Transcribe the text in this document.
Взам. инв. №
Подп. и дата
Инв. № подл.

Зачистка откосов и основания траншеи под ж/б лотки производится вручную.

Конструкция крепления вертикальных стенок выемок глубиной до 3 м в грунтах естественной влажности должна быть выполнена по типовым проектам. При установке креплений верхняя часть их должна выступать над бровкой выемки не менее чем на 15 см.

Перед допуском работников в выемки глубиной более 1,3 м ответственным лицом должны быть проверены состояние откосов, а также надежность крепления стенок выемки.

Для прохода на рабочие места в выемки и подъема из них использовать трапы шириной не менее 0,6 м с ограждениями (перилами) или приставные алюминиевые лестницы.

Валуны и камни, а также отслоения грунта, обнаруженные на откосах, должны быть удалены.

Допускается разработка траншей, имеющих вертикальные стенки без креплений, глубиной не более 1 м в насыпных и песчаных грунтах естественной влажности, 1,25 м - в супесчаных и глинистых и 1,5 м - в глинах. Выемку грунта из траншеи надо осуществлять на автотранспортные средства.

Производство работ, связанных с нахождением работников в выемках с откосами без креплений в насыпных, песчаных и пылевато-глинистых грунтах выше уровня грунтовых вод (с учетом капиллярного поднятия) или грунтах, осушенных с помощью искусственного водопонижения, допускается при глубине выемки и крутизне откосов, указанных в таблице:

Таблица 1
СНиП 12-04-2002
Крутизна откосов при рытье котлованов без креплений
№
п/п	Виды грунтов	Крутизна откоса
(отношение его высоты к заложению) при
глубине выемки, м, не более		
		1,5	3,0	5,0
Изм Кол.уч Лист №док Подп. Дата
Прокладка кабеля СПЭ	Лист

----------------

**Exercise requirements:**
Where a line holds the string "глубине", copy that line.

**Problem solution:**
Производство работ, связанных с нахождением работников в выемках с откосами без креплений в насыпных, песчаных и пылевато-глинистых грунтах выше уровня грунтовых вод (с учетом капиллярного поднятия) или грунтах, осушенных с помощью искусственного водопонижения, допускается при глубине выемки и крутизне откосов, указанных в таблице:
глубине выемки, м, не более		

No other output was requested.